▸ WRITTEN EXERCISE
Please swap "movable body" for "moving body" in each of the items below, leaving every other word as it is.

— START GIVEN INFORMATION —

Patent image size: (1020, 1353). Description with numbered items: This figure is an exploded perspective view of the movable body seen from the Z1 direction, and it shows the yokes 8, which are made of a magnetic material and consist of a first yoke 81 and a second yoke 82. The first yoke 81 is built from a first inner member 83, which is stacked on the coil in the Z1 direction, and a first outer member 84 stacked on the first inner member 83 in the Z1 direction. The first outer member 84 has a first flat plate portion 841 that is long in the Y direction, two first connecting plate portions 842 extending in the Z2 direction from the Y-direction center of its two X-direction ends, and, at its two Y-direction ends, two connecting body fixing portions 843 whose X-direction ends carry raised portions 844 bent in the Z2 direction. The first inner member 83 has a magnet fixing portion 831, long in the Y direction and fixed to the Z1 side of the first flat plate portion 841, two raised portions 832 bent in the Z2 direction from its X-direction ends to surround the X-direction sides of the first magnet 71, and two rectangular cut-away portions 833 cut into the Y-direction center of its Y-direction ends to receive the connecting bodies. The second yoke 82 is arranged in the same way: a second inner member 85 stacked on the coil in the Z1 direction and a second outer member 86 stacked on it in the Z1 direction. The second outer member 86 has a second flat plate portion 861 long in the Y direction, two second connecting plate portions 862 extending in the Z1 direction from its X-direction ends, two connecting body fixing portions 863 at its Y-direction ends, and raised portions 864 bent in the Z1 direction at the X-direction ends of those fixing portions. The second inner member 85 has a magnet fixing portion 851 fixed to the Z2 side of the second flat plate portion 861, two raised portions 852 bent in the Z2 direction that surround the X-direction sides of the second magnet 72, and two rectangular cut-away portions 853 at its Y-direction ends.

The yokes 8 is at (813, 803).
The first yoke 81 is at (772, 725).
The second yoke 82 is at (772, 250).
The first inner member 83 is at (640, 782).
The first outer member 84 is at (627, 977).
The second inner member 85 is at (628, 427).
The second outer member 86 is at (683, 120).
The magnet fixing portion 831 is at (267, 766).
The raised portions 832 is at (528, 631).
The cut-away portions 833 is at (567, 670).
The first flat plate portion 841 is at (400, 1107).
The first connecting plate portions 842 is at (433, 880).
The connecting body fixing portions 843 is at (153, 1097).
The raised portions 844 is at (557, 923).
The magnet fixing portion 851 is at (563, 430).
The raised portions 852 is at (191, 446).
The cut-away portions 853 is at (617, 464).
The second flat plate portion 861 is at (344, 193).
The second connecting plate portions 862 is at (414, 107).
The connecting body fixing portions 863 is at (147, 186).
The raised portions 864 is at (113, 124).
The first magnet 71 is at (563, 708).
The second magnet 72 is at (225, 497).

— END GIVEN INFORMATION —

▸ WORKED ANSWER
Patent image size: (1020, 1353). Description with numbered items: This figure is an exploded perspective view of the moving body seen from the Z1 direction, and it shows the yokes 8, which are made of a magnetic material and consist of a first yoke 81 and a second yoke 82. The first yoke 81 is built from a first inner member 83, which is stacked on the coil in the Z1 direction, and a first outer member 84 stacked on the first inner member 83 in the Z1 direction. The first outer member 84 has a first flat plate portion 841 that is long in the Y direction, two first connecting plate portions 842 extending in the Z2 direction from the Y-direction center of its two X-direction ends, and, at its two Y-direction ends, two connecting body fixing portions 843 whose X-direction ends carry raised portions 844 bent in the Z2 direction. The first inner member 83 has a magnet fixing portion 831, long in the Y direction and fixed to the Z1 side of the first flat plate portion 841, two raised portions 832 bent in the Z2 direction from its X-direction ends to surround the X-direction sides of the first magnet 71, and two rectangular cut-away portions 833 cut into the Y-direction center of its Y-direction ends to receive the connecting bodies. The second yoke 82 is arranged in the same way: a second inner member 85 stacked on the coil in the Z1 direction and a second outer member 86 stacked on it in the Z1 direction. The second outer member 86 has a second flat plate portion 861 long in the Y direction, two second connecting plate portions 862 extending in the Z1 direction from its X-direction ends, two connecting body fixing portions 863 at its Y-direction ends, and raised portions 864 bent in the Z1 direction at the X-direction ends of those fixing portions. The second inner member 85 has a magnet fixing portion 851 fixed to the Z2 side of the second flat plate portion 861, two raised portions 852 bent in the Z2 direction that surround the X-direction sides of the second magnet 72, and two rectangular cut-away portions 853 at its Y-direction ends.

The yokes 8 is at (813, 803).
The first yoke 81 is at (772, 725).
The second yoke 82 is at (772, 250).
The first inner member 83 is at (640, 782).
The first outer member 84 is at (627, 977).
The second inner member 85 is at (628, 427).
The second outer member 86 is at (683, 120).
The magnet fixing portion 831 is at (267, 766).
The raised portions 832 is at (528, 631).
The cut-away portions 833 is at (567, 670).
The first flat plate portion 841 is at (400, 1107).
The first connecting plate portions 842 is at (433, 880).
The connecting body fixing portions 843 is at (153, 1097).
The raised portions 844 is at (557, 923).
The magnet fixing portion 851 is at (563, 430).
The raised portions 852 is at (191, 446).
The cut-away portions 853 is at (617, 464).
The second flat plate portion 861 is at (344, 193).
The second connecting plate portions 862 is at (414, 107).
The connecting body fixing portions 863 is at (147, 186).
The raised portions 864 is at (113, 124).
The first magnet 71 is at (563, 708).
The second magnet 72 is at (225, 497).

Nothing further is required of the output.